Short task – Please give the data below again in full, exactly as it stands.

[Records from a collection of figures]

[start]

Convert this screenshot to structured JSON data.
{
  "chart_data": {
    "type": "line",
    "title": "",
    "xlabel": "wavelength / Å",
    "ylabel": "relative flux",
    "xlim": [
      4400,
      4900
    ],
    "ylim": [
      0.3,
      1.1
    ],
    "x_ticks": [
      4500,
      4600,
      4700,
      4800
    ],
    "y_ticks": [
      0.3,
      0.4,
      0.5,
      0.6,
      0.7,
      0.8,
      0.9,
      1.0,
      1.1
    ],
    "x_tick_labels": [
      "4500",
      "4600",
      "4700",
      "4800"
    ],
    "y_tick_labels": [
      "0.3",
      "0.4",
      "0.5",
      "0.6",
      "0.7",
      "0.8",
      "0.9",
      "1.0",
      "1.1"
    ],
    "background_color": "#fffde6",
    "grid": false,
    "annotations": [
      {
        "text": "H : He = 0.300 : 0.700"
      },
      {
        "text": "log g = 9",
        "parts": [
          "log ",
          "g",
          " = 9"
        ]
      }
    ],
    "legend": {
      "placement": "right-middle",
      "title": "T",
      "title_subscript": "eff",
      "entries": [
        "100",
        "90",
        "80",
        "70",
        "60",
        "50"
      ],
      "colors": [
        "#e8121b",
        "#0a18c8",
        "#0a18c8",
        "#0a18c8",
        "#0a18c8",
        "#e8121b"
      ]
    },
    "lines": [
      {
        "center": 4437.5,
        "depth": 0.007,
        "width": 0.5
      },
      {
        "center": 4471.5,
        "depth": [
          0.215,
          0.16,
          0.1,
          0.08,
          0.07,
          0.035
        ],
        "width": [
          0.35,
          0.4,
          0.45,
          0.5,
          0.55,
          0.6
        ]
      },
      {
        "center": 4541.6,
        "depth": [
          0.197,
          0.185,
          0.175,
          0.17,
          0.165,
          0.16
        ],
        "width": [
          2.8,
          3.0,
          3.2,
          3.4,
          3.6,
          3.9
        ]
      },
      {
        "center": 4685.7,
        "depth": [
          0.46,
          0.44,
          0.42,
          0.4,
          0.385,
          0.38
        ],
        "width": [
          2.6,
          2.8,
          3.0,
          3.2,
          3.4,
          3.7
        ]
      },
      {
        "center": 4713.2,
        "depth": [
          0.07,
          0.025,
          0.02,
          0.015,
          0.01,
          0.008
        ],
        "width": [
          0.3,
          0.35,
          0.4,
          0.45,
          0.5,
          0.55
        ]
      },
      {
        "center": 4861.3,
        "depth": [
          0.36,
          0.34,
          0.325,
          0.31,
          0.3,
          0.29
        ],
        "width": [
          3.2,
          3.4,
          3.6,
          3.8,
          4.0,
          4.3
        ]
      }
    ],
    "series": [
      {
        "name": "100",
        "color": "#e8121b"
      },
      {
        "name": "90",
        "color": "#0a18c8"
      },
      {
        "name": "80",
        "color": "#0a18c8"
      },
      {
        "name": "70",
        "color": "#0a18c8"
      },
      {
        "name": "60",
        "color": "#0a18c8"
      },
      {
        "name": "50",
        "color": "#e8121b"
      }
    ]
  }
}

[end]

Answer to the exercise –
Convert this screenshot to structured JSON data.
{
  "chart_data": {
    "type": "line",
    "title": "",
    "xlabel": "wavelength / Å",
    "ylabel": "relative flux",
    "xlim": [
      4400,
      4900
    ],
    "ylim": [
      0.3,
      1.1
    ],
    "x_ticks": [
      4500,
      4600,
      4700,
      4800
    ],
    "y_ticks": [
      0.3,
      0.4,
      0.5,
      0.6,
      0.7,
      0.8,
      0.9,
      1.0,
      1.1
    ],
    "x_tick_labels": [
      "4500",
      "4600",
      "4700",
      "4800"
    ],
    "y_tick_labels": [
      "0.3",
      "0.4",
      "0.5",
      "0.6",
      "0.7",
      "0.8",
      "0.9",
      "1.0",
      "1.1"
    ],
    "background_color": "#fffde6",
    "grid": false,
    "annotations": [
      {
        "text": "H : He = 0.300 : 0.700"
      },
      {
        "text": "log g = 9",
        "parts": [
          "log ",
          "g",
          " = 9"
        ]
      }
    ],
    "legend": {
      "placement": "right-middle",
      "title": "T",
      "title_subscript": "eff",
      "entries": [
        "100",
        "90",
        "80",
        "70",
        "60",
        "50"
      ],
      "colors": [
        "#e8121b",
        "#0a18c8",
        "#0a18c8",
        "#0a18c8",
        "#0a18c8",
        "#e8121b"
      ]
    },
    "lines": [
      {
        "center": 4437.5,
        "depth": 0.007,
        "width": 0.5
      },
      {
        "center": 4471.5,
        "depth": [
          0.215,
          0.16,
          0.1,
          0.08,
          0.07,
          0.035
        ],
        "width": [
          0.35,
          0.4,
          0.45,
          0.5,
          0.55,
          0.6
        ]
      },
      {
        "center": 4541.6,
        "depth": [
          0.197,
          0.185,
          0.175,
          0.17,
          0.165,
          0.16
        ],
        "width": [
          2.8,
          3.0,
          3.2,
          3.4,
          3.6,
          3.9
        ]
      },
      {
        "center": 4685.7,
        "depth": [
          0.46,
          0.44,
          0.42,
          0.4,
          0.385,
          0.38
        ],
        "width": [
          2.6,
          2.8,
          3.0,
          3.2,
          3.4,
          3.7
        ]
      },
      {
        "center": 4713.2,
        "depth": [
          0.07,
          0.025,
          0.02,
          0.015,
          0.01,
          0.008
        ],
        "width": [
          0.3,
          0.35,
          0.4,
          0.45,
          0.5,
          0.55
        ]
      },
      {
        "center": 4861.3,
        "depth": [
          0.36,
          0.34,
          0.325,
          0.31,
          0.3,
          0.29
        ],
        "width": [
          3.2,
          3.4,
          3.6,
          3.8,
          4.0,
          4.3
        ]
      }
    ],
    "series": [
      {
        "name": "100",
        "color": "#e8121b"
      },
      {
        "name": "90",
        "color": "#0a18c8"
      },
      {
        "name": "80",
        "color": "#0a18c8"
      },
      {
        "name": "70",
        "color": "#0a18c8"
      },
      {
        "name": "60",
        "color": "#0a18c8"
      },
      {
        "name": "50",
        "color": "#e8121b"
      }
    ]
  }
}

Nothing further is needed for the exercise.